_Exercise directions_: Figure out how many lines of the material below contain the word "bezpieczeństwa". Answer with the number only.
========================
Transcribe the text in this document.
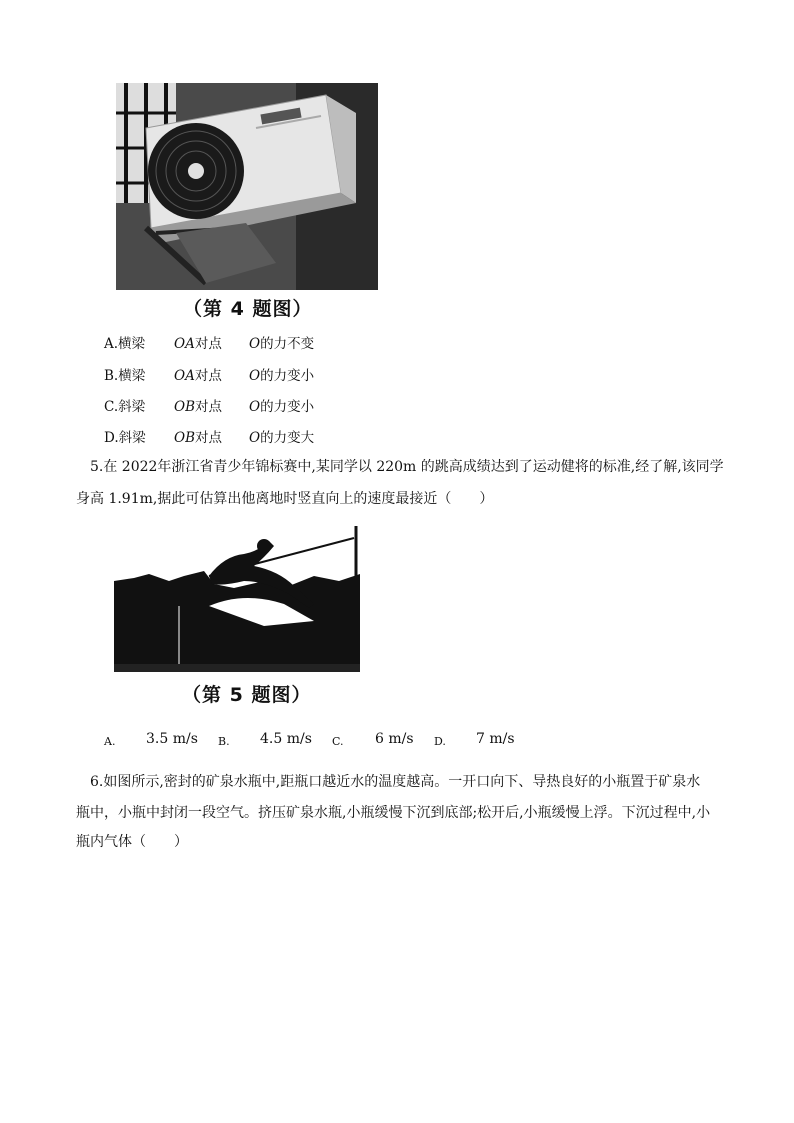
（第 4 题图）
A.横梁	OA对点	O 的力不变
B.横梁	OA对点	O 的力变小
C.斜梁	OB对点	O 的力变小
D.斜梁	OB对点	O 的力变大
5.在 2022年浙江省青少年锦标赛中,某同学以 220m 的跳高成绩达到了运动健将的标准,经了解,该同学
身高 1.91m,据此可估算出他离地时竖直向上的速度最接近（　　）
（第 5 题图）
A. 3.5 m/s B. 4.5 m/s C. 6 m/s D. 7 m/s
6.如图所示,密封的矿泉水瓶中,距瓶口越近水的温度越高。一开口向下、导热良好的小瓶置于矿泉水
瓶中，小瓶中封闭一段空气。挤压矿泉水瓶,小瓶缓慢下沉到底部;松开后,小瓶缓慢上浮。下沉过程中,小
瓶内气体（　　）
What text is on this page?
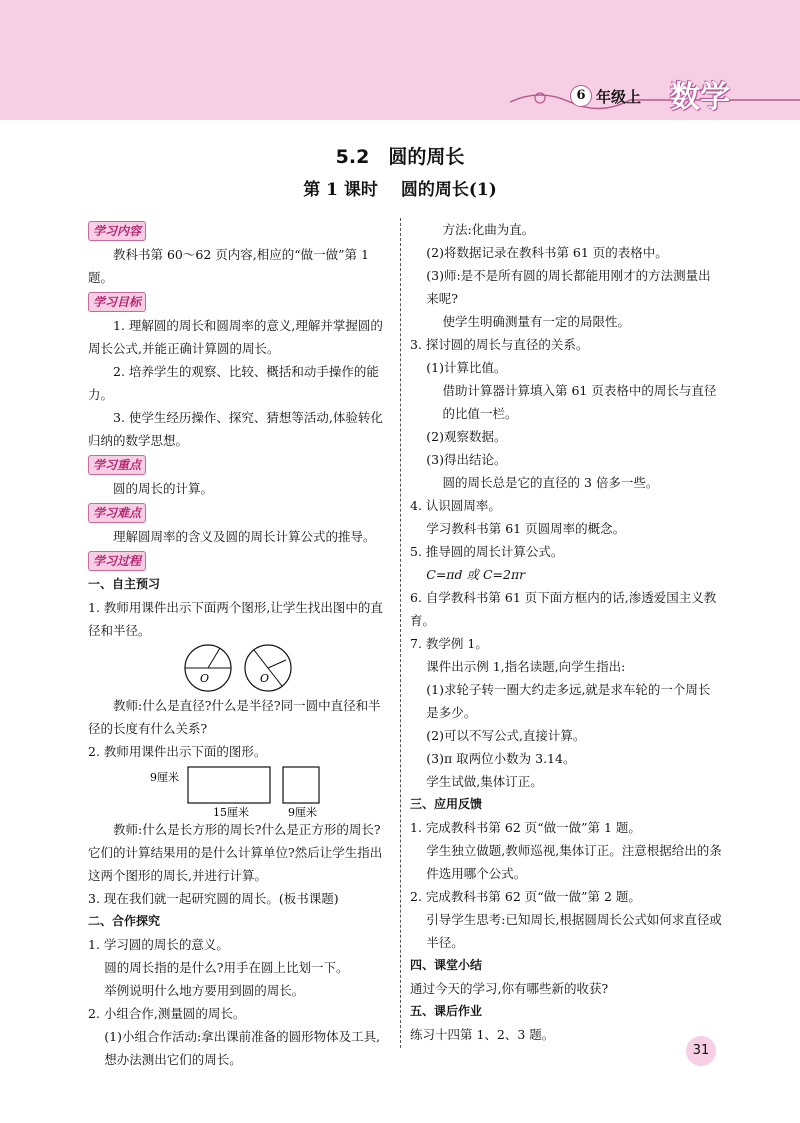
6 年级上 数学
5.2　圆的周长
第 1 课时　 圆的周长(1)
学习内容

教科书第 60～62 页内容,相应的“做一做”第 1 题。

学习目标

1. 理解圆的周长和圆周率的意义,理解并掌握圆的周长公式,并能正确计算圆的周长。

2. 培养学生的观察、比较、概括和动手操作的能力。

3. 使学生经历操作、探究、猜想等活动,体验转化归纳的数学思想。

学习重点

圆的周长的计算。

学习难点

理解圆周率的含义及圆的周长计算公式的推导。

学习过程

一、自主预习

1. 教师用课件出示下面两个图形,让学生找出图中的直径和半径。

O	O

教师:什么是直径?什么是半径?同一圆中直径和半径的长度有什么关系?

2. 教师用课件出示下面的图形。

9厘米
15厘米	9厘米

教师:什么是长方形的周长?什么是正方形的周长?它们的计算结果用的是什么计算单位?然后让学生指出这两个图形的周长,并进行计算。

3. 现在我们就一起研究圆的周长。(板书课题)

二、合作探究

1. 学习圆的周长的意义。

圆的周长指的是什么?用手在圆上比划一下。

举例说明什么地方要用到圆的周长。

2. 小组合作,测量圆的周长。

(1)小组合作活动:拿出课前准备的圆形物体及工具,想办法测出它们的周长。

方法:化曲为直。

(2)将数据记录在教科书第 61 页的表格中。

(3)师:是不是所有圆的周长都能用刚才的方法测量出来呢?

使学生明确测量有一定的局限性。

3. 探讨圆的周长与直径的关系。

(1)计算比值。

借助计算器计算填入第 61 页表格中的周长与直径的比值一栏。

(2)观察数据。

(3)得出结论。

圆的周长总是它的直径的 3 倍多一些。

4. 认识圆周率。

学习教科书第 61 页圆周率的概念。

5. 推导圆的周长计算公式。

C=πd 或 C=2πr

6. 自学教科书第 61 页下面方框内的话,渗透爱国主义教育。

7. 教学例 1。

课件出示例 1,指名读题,向学生指出:

(1)求轮子转一圈大约走多远,就是求车轮的一个周长是多少。

(2)可以不写公式,直接计算。

(3)π 取两位小数为 3.14。

学生试做,集体订正。

三、应用反馈

1. 完成教科书第 62 页“做一做”第 1 题。

学生独立做题,教师巡视,集体订正。注意根据给出的条件选用哪个公式。

2. 完成教科书第 62 页“做一做”第 2 题。

引导学生思考:已知周长,根据圆周长公式如何求直径或半径。

四、课堂小结

通过今天的学习,你有哪些新的收获?

五、课后作业

练习十四第 1、2、3 题。

31
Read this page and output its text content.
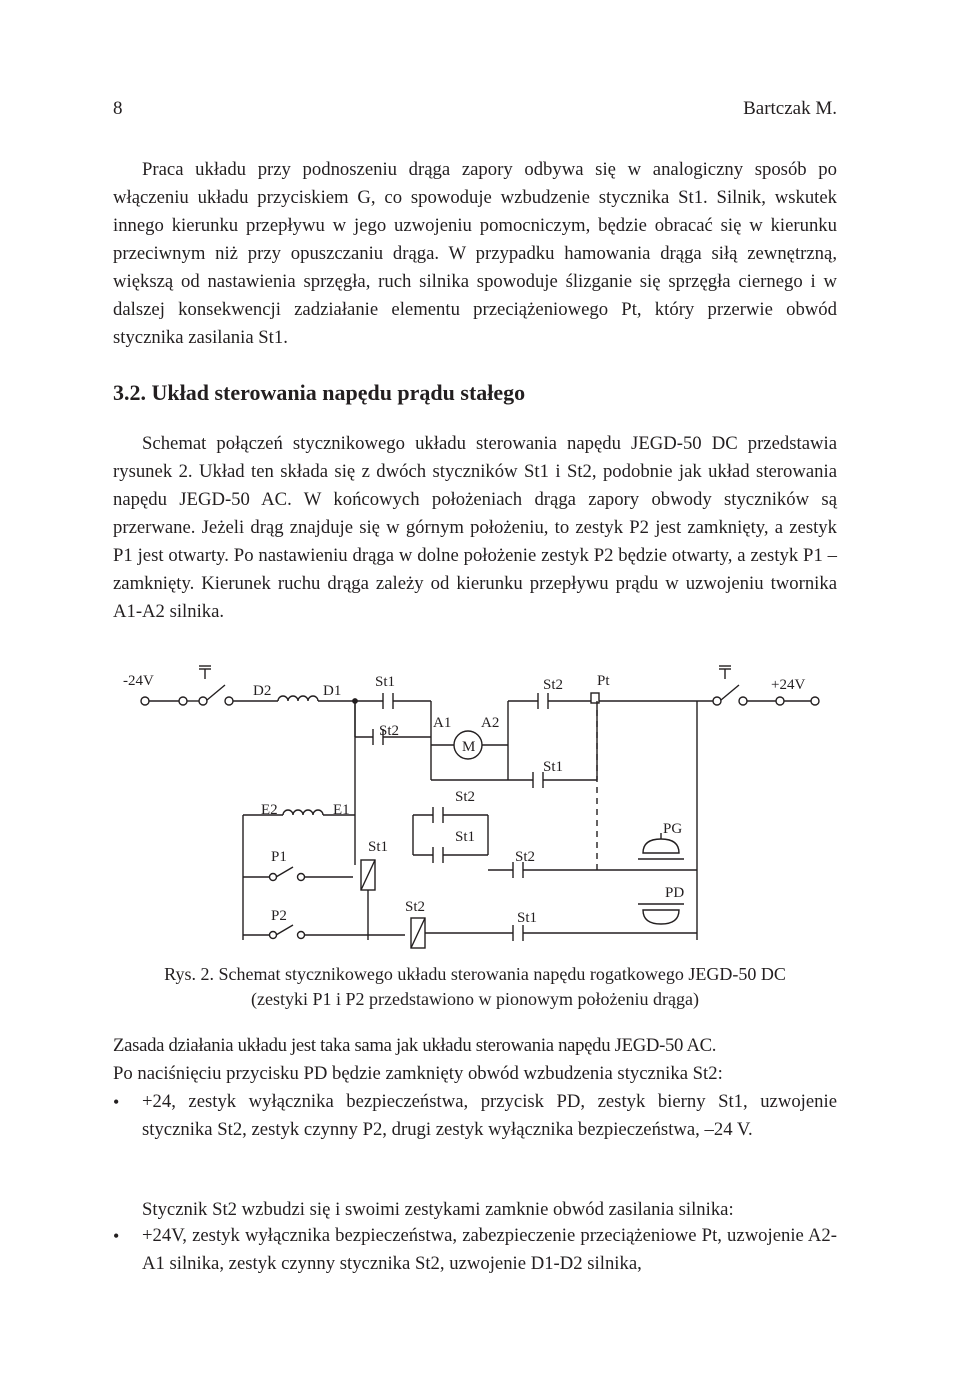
8	Bartczak M.
Praca układu przy podnoszeniu drąga zapory odbywa się w analogiczny sposób po włączeniu układu przyciskiem G, co spowoduje wzbudzenie stycznika St1. Silnik, wskutek innego kierunku przepływu w jego uzwojeniu pomocniczym, będzie obracać się w kierunku przeciwnym niż przy opuszczaniu drąga. W przypadku hamowania drąga siłą zewnętrzną, większą od nastawienia sprzęgła, ruch silnika spowoduje ślizganie się sprzęgła ciernego i w dalszej konsekwencji zadziałanie elementu przeciążeniowego Pt, który przerwie obwód stycznika zasilania St1.
3.2. Układ sterowania napędu prądu stałego
Schemat połączeń stycznikowego układu sterowania napędu JEGD-50 DC przedstawia rysunek 2. Układ ten składa się z dwóch styczników St1 i St2, podobnie jak układ sterowania napędu JEGD-50 AC. W końcowych położeniach drąga zapory obwody styczników są przerwane. Jeżeli drąg znajduje się w górnym położeniu, to zestyk P2 jest zamknięty, a zestyk P1 jest otwarty. Po nastawieniu drąga w dolne położenie zestyk P2 będzie otwarty, a zestyk P1 – zamknięty. Kierunek ruchu drąga zależy od kierunku przepływu prądu w uzwojeniu twornika A1-A2 silnika.
-24V	+24V
D2	D1
St1	St2 Pt
St2 A1 A2
M
St1
E2	E1
St2
St1
St2
PG
PD
P1
P2
St1
St2
St1
Rys. 2. Schemat stycznikowego układu sterowania napędu rogatkowego JEGD-50 DC
(zestyki P1 i P2 przedstawiono w pionowym położeniu drąga)
Zasada działania układu jest taka sama jak układu sterowania napędu JEGD-50 AC.
Po naciśnięciu przycisku PD będzie zamknięty obwód wzbudzenia stycznika St2:
• +24, zestyk wyłącznika bezpieczeństwa, przycisk PD, zestyk bierny St1, uzwojenie stycznika St2, zestyk czynny P2, drugi zestyk wyłącznika bezpieczeństwa, –24 V.
Stycznik St2 wzbudzi się i swoimi zestykami zamknie obwód zasilania silnika:
• +24V, zestyk wyłącznika bezpieczeństwa, zabezpieczenie przeciążeniowe Pt, uzwojenie A2-A1 silnika, zestyk czynny stycznika St2, uzwojenie D1-D2 silnika,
========================
_Final result_: 2